- [What to work on]:
Can the data below be set down again exactly, line for line?

- [Information shown]:

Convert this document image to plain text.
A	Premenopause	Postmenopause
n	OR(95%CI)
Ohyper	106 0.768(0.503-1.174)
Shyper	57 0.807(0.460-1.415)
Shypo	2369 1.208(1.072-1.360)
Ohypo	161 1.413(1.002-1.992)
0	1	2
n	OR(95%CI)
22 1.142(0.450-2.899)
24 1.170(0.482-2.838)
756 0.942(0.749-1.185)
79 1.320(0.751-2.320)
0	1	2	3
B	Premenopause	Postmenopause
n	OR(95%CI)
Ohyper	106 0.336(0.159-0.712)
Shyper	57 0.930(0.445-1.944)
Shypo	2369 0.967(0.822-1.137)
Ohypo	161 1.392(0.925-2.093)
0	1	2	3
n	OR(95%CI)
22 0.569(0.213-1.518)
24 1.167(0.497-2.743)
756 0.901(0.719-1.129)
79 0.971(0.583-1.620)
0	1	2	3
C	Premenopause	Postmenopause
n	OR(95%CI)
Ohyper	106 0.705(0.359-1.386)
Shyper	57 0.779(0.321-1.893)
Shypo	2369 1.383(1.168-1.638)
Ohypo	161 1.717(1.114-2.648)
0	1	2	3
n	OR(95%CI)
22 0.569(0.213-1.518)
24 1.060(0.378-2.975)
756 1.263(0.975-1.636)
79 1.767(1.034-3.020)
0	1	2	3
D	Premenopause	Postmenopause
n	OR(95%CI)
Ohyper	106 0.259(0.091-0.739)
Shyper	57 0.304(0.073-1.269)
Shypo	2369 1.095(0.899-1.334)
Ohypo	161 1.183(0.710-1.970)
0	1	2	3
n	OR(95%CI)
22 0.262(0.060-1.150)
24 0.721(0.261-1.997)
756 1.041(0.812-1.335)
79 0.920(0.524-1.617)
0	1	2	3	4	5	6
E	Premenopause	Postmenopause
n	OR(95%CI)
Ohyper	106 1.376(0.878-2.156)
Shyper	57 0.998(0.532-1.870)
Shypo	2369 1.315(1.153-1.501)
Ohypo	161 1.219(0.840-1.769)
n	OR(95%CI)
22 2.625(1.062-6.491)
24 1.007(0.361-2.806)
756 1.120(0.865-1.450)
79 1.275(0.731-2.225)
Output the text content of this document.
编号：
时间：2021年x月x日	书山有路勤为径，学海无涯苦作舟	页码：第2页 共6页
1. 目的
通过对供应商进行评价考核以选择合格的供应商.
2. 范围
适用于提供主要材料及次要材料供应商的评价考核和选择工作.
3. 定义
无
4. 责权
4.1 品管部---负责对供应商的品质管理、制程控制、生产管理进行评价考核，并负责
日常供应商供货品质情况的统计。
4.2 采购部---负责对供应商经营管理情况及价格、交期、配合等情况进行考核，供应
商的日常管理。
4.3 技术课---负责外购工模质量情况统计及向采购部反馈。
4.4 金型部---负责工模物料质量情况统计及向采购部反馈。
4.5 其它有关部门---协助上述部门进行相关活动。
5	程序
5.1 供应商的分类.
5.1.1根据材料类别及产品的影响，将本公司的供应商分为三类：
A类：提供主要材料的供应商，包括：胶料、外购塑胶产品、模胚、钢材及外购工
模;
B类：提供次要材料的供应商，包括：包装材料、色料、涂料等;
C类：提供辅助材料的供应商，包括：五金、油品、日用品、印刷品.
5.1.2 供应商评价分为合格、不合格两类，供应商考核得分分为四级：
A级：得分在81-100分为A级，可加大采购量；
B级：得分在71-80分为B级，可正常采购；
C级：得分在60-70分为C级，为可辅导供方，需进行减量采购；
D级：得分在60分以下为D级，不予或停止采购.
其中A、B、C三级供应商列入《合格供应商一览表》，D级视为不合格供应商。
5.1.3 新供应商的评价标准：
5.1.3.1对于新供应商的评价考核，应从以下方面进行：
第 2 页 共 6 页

- [Solution for this task]:
Convert this document image to plain text.
A	Premenopause	Postmenopause
n	OR(95%CI)
Ohyper	106 0.768(0.503-1.174)
Shyper	57 0.807(0.460-1.415)
Shypo	2369 1.208(1.072-1.360)
Ohypo	161 1.413(1.002-1.992)
0	1	2
n	OR(95%CI)
22 1.142(0.450-2.899)
24 1.170(0.482-2.838)
756 0.942(0.749-1.185)
79 1.320(0.751-2.320)
0	1	2	3
B	Premenopause	Postmenopause
n	OR(95%CI)
Ohyper	106 0.336(0.159-0.712)
Shyper	57 0.930(0.445-1.944)
Shypo	2369 0.967(0.822-1.137)
Ohypo	161 1.392(0.925-2.093)
0	1	2	3
n	OR(95%CI)
22 0.569(0.213-1.518)
24 1.167(0.497-2.743)
756 0.901(0.719-1.129)
79 0.971(0.583-1.620)
0	1	2	3
C	Premenopause	Postmenopause
n	OR(95%CI)
Ohyper	106 0.705(0.359-1.386)
Shyper	57 0.779(0.321-1.893)
Shypo	2369 1.383(1.168-1.638)
Ohypo	161 1.717(1.114-2.648)
0	1	2	3
n	OR(95%CI)
22 0.569(0.213-1.518)
24 1.060(0.378-2.975)
756 1.263(0.975-1.636)
79 1.767(1.034-3.020)
0	1	2	3
D	Premenopause	Postmenopause
n	OR(95%CI)
Ohyper	106 0.259(0.091-0.739)
Shyper	57 0.304(0.073-1.269)
Shypo	2369 1.095(0.899-1.334)
Ohypo	161 1.183(0.710-1.970)
0	1	2	3
n	OR(95%CI)
22 0.262(0.060-1.150)
24 0.721(0.261-1.997)
756 1.041(0.812-1.335)
79 0.920(0.524-1.617)
0	1	2	3	4	5	6
E	Premenopause	Postmenopause
n	OR(95%CI)
Ohyper	106 1.376(0.878-2.156)
Shyper	57 0.998(0.532-1.870)
Shypo	2369 1.315(1.153-1.501)
Ohypo	161 1.219(0.840-1.769)
n	OR(95%CI)
22 2.625(1.062-6.491)
24 1.007(0.361-2.806)
756 1.120(0.865-1.450)
79 1.275(0.731-2.225)
Output the text content of this document.
编号：
时间：2021年x月x日	书山有路勤为径，学海无涯苦作舟	页码：第2页 共6页
1. 目的
通过对供应商进行评价考核以选择合格的供应商.
2. 范围
适用于提供主要材料及次要材料供应商的评价考核和选择工作.
3. 定义
无
4. 责权
4.1 品管部---负责对供应商的品质管理、制程控制、生产管理进行评价考核，并负责
日常供应商供货品质情况的统计。
4.2 采购部---负责对供应商经营管理情况及价格、交期、配合等情况进行考核，供应
商的日常管理。
4.3 技术课---负责外购工模质量情况统计及向采购部反馈。
4.4 金型部---负责工模物料质量情况统计及向采购部反馈。
4.5 其它有关部门---协助上述部门进行相关活动。
5	程序
5.1 供应商的分类.
5.1.1根据材料类别及产品的影响，将本公司的供应商分为三类：
A类：提供主要材料的供应商，包括：胶料、外购塑胶产品、模胚、钢材及外购工
模;
B类：提供次要材料的供应商，包括：包装材料、色料、涂料等;
C类：提供辅助材料的供应商，包括：五金、油品、日用品、印刷品.
5.1.2 供应商评价分为合格、不合格两类，供应商考核得分分为四级：
A级：得分在81-100分为A级，可加大采购量；
B级：得分在71-80分为B级，可正常采购；
C级：得分在60-70分为C级，为可辅导供方，需进行减量采购；
D级：得分在60分以下为D级，不予或停止采购.
其中A、B、C三级供应商列入《合格供应商一览表》，D级视为不合格供应商。
5.1.3 新供应商的评价标准：
5.1.3.1对于新供应商的评价考核，应从以下方面进行：
第 2 页 共 6 页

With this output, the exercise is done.